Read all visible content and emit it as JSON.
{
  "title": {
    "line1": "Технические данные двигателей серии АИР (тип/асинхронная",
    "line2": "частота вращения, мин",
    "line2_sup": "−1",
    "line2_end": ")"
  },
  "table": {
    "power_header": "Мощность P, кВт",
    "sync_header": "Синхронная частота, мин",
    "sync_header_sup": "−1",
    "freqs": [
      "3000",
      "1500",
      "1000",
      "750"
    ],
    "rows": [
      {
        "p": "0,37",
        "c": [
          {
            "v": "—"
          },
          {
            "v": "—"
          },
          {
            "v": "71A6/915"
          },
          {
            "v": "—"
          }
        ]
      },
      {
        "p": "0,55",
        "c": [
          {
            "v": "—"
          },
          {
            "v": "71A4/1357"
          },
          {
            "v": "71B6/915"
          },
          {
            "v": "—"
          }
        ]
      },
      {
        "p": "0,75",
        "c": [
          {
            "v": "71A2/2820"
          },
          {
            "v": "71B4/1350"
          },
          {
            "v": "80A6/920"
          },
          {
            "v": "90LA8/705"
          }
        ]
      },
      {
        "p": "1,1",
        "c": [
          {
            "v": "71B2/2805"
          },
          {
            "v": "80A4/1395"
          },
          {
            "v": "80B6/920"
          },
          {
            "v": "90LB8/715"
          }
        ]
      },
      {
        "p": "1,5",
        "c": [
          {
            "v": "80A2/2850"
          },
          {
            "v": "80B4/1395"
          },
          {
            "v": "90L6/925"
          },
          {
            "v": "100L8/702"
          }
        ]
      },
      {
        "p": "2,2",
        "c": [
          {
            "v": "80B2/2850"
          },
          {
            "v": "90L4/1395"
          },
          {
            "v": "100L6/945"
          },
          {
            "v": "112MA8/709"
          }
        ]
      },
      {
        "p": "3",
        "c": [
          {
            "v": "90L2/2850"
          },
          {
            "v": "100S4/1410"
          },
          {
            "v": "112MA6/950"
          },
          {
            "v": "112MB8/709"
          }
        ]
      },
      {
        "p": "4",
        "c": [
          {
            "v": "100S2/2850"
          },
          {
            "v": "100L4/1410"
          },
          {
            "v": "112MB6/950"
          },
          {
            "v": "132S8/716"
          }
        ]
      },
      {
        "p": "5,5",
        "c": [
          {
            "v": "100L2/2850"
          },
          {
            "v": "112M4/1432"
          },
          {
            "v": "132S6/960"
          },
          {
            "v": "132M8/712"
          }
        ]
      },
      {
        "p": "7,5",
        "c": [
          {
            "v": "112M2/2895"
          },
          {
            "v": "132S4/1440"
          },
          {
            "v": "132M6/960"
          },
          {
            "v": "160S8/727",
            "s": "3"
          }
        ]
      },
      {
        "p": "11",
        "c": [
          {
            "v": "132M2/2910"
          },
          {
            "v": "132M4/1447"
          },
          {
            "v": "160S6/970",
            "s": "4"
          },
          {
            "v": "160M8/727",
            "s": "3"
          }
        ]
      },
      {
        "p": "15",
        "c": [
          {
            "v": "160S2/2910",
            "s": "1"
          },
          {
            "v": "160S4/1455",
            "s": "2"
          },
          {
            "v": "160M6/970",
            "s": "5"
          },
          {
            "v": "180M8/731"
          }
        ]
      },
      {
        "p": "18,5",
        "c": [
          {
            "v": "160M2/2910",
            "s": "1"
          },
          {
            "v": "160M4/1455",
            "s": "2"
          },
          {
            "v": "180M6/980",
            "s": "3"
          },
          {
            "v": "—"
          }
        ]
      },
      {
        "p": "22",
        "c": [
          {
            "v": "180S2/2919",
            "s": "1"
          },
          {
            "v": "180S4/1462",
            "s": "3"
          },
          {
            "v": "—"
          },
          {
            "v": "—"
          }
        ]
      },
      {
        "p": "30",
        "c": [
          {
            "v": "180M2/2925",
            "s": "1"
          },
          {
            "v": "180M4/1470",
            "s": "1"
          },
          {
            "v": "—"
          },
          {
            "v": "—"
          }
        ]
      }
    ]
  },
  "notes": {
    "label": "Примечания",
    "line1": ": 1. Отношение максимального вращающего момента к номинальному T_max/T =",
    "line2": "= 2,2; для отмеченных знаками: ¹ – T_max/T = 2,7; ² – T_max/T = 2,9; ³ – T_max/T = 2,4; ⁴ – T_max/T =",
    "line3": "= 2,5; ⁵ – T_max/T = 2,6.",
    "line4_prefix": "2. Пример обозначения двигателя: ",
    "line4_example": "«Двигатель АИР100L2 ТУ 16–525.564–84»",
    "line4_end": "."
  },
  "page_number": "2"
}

........

• _TASK TO COMPLETE_
Reproduce the data, keeping every line exactly the same.

• _RESULT BELOW_
Read all visible content and emit it as JSON.
{
  "title": {
    "line1": "Технические данные двигателей серии АИР (тип/асинхронная",
    "line2": "частота вращения, мин",
    "line2_sup": "−1",
    "line2_end": ")"
  },
  "table": {
    "power_header": "Мощность P, кВт",
    "sync_header": "Синхронная частота, мин",
    "sync_header_sup": "−1",
    "freqs": [
      "3000",
      "1500",
      "1000",
      "750"
    ],
    "rows": [
      {
        "p": "0,37",
        "c": [
          {
            "v": "—"
          },
          {
            "v": "—"
          },
          {
            "v": "71A6/915"
          },
          {
            "v": "—"
          }
        ]
      },
      {
        "p": "0,55",
        "c": [
          {
            "v": "—"
          },
          {
            "v": "71A4/1357"
          },
          {
            "v": "71B6/915"
          },
          {
            "v": "—"
          }
        ]
      },
      {
        "p": "0,75",
        "c": [
          {
            "v": "71A2/2820"
          },
          {
            "v": "71B4/1350"
          },
          {
            "v": "80A6/920"
          },
          {
            "v": "90LA8/705"
          }
        ]
      },
      {
        "p": "1,1",
        "c": [
          {
            "v": "71B2/2805"
          },
          {
            "v": "80A4/1395"
          },
          {
            "v": "80B6/920"
          },
          {
            "v": "90LB8/715"
          }
        ]
      },
      {
        "p": "1,5",
        "c": [
          {
            "v": "80A2/2850"
          },
          {
            "v": "80B4/1395"
          },
          {
            "v": "90L6/925"
          },
          {
            "v": "100L8/702"
          }
        ]
      },
      {
        "p": "2,2",
        "c": [
          {
            "v": "80B2/2850"
          },
          {
            "v": "90L4/1395"
          },
          {
            "v": "100L6/945"
          },
          {
            "v": "112MA8/709"
          }
        ]
      },
      {
        "p": "3",
        "c": [
          {
            "v": "90L2/2850"
          },
          {
            "v": "100S4/1410"
          },
          {
            "v": "112MA6/950"
          },
          {
            "v": "112MB8/709"
          }
        ]
      },
      {
        "p": "4",
        "c": [
          {
            "v": "100S2/2850"
          },
          {
            "v": "100L4/1410"
          },
          {
            "v": "112MB6/950"
          },
          {
            "v": "132S8/716"
          }
        ]
      },
      {
        "p": "5,5",
        "c": [
          {
            "v": "100L2/2850"
          },
          {
            "v": "112M4/1432"
          },
          {
            "v": "132S6/960"
          },
          {
            "v": "132M8/712"
          }
        ]
      },
      {
        "p": "7,5",
        "c": [
          {
            "v": "112M2/2895"
          },
          {
            "v": "132S4/1440"
          },
          {
            "v": "132M6/960"
          },
          {
            "v": "160S8/727",
            "s": "3"
          }
        ]
      },
      {
        "p": "11",
        "c": [
          {
            "v": "132M2/2910"
          },
          {
            "v": "132M4/1447"
          },
          {
            "v": "160S6/970",
            "s": "4"
          },
          {
            "v": "160M8/727",
            "s": "3"
          }
        ]
      },
      {
        "p": "15",
        "c": [
          {
            "v": "160S2/2910",
            "s": "1"
          },
          {
            "v": "160S4/1455",
            "s": "2"
          },
          {
            "v": "160M6/970",
            "s": "5"
          },
          {
            "v": "180M8/731"
          }
        ]
      },
      {
        "p": "18,5",
        "c": [
          {
            "v": "160M2/2910",
            "s": "1"
          },
          {
            "v": "160M4/1455",
            "s": "2"
          },
          {
            "v": "180M6/980",
            "s": "3"
          },
          {
            "v": "—"
          }
        ]
      },
      {
        "p": "22",
        "c": [
          {
            "v": "180S2/2919",
            "s": "1"
          },
          {
            "v": "180S4/1462",
            "s": "3"
          },
          {
            "v": "—"
          },
          {
            "v": "—"
          }
        ]
      },
      {
        "p": "30",
        "c": [
          {
            "v": "180M2/2925",
            "s": "1"
          },
          {
            "v": "180M4/1470",
            "s": "1"
          },
          {
            "v": "—"
          },
          {
            "v": "—"
          }
        ]
      }
    ]
  },
  "notes": {
    "label": "Примечания",
    "line1": ": 1. Отношение максимального вращающего момента к номинальному T_max/T =",
    "line2": "= 2,2; для отмеченных знаками: ¹ – T_max/T = 2,7; ² – T_max/T = 2,9; ³ – T_max/T = 2,4; ⁴ – T_max/T =",
    "line3": "= 2,5; ⁵ – T_max/T = 2,6.",
    "line4_prefix": "2. Пример обозначения двигателя: ",
    "line4_example": "«Двигатель АИР100L2 ТУ 16–525.564–84»",
    "line4_end": "."
  },
  "page_number": "2"
}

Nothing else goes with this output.